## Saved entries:
⟨

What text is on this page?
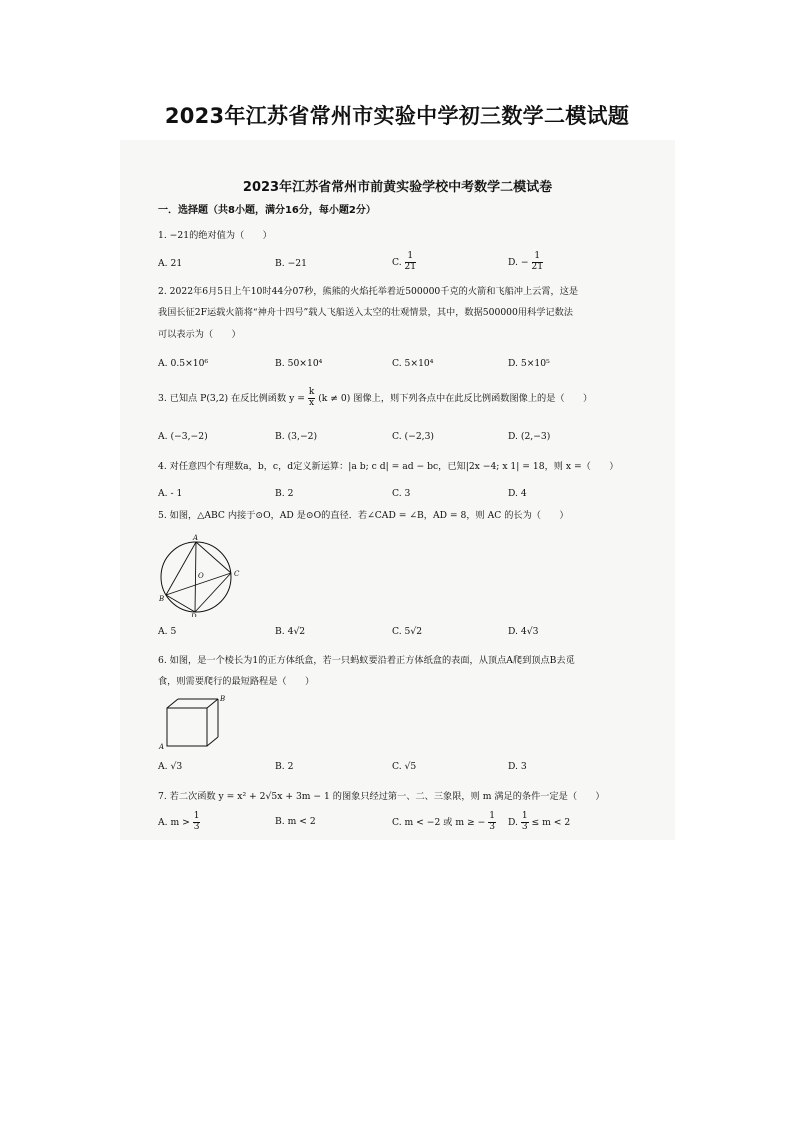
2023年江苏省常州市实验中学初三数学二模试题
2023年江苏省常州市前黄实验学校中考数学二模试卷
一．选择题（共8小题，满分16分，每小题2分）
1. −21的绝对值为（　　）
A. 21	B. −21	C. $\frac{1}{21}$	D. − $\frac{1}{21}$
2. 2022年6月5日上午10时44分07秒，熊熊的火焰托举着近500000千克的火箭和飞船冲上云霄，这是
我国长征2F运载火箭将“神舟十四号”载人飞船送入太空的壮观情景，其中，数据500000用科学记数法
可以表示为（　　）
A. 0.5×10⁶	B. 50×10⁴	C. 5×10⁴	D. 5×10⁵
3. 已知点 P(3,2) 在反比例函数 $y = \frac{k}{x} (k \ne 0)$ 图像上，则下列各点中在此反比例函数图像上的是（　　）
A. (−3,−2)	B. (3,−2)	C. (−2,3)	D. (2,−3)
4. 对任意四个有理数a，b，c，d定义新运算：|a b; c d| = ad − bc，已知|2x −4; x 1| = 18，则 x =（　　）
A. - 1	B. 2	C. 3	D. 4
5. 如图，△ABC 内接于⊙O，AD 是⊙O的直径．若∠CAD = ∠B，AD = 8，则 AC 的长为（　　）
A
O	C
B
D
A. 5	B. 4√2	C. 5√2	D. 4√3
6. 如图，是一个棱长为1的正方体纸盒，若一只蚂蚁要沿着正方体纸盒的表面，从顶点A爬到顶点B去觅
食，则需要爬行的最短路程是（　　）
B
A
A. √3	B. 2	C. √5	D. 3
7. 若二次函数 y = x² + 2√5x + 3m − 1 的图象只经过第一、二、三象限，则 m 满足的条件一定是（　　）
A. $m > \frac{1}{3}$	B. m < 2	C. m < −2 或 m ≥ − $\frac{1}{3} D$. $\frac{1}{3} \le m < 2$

⟩
⟨

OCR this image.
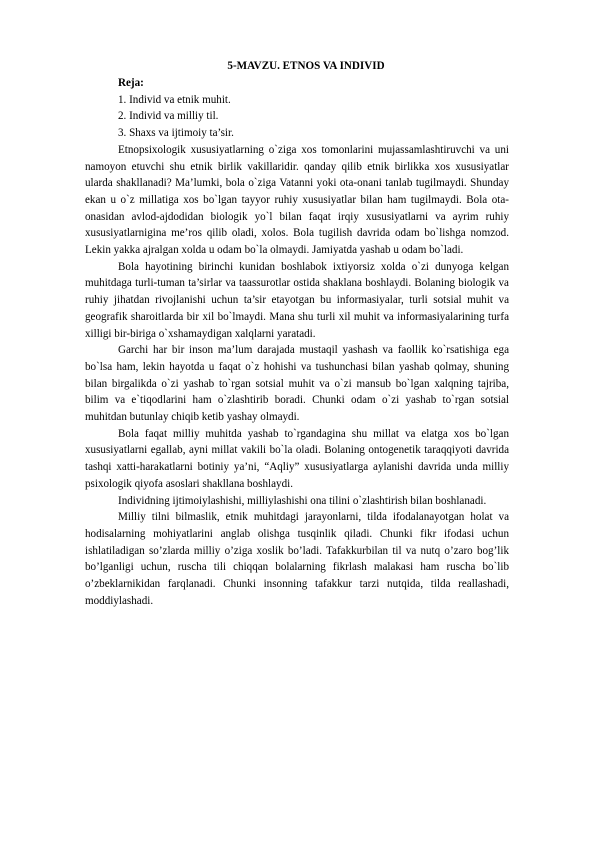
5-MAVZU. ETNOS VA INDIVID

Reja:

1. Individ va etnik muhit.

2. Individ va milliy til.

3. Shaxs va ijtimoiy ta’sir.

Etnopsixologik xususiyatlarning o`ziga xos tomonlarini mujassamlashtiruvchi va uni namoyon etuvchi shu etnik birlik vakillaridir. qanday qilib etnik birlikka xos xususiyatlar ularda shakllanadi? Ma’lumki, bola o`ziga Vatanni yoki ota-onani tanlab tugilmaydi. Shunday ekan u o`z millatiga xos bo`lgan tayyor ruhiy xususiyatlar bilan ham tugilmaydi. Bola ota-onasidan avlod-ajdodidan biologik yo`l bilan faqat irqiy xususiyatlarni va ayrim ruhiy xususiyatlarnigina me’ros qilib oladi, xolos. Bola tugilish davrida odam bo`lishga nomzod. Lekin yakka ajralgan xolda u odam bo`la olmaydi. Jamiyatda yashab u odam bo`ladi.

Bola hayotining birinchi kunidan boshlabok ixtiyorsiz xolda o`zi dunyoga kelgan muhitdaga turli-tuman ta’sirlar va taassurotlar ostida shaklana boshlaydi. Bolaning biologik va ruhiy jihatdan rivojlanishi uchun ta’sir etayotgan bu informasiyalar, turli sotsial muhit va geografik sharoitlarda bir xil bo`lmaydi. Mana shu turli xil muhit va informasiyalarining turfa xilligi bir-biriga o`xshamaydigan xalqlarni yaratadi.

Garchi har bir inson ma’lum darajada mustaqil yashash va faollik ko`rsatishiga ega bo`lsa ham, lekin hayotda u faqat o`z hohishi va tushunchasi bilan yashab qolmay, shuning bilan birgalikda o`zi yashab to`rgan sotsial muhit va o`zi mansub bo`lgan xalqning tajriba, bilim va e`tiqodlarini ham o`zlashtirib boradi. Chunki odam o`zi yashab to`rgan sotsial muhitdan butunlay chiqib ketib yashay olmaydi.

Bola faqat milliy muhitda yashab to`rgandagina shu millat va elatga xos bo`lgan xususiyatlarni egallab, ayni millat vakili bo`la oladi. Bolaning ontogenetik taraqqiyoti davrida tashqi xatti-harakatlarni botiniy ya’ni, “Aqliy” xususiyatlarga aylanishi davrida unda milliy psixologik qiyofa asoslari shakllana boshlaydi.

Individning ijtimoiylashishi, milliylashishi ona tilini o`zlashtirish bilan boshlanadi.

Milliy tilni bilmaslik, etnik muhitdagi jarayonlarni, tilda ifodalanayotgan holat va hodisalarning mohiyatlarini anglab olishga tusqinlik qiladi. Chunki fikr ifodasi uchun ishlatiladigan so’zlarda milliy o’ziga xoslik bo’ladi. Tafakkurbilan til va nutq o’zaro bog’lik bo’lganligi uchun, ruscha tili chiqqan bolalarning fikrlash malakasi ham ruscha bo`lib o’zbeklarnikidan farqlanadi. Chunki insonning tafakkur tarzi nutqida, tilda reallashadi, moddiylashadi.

⟩

## WHAT THE TASK REQUIRES:
Reply with only the number of lines in the entries that contain the word "boshlaydi".

## RESPONSE TO THE TASK:
2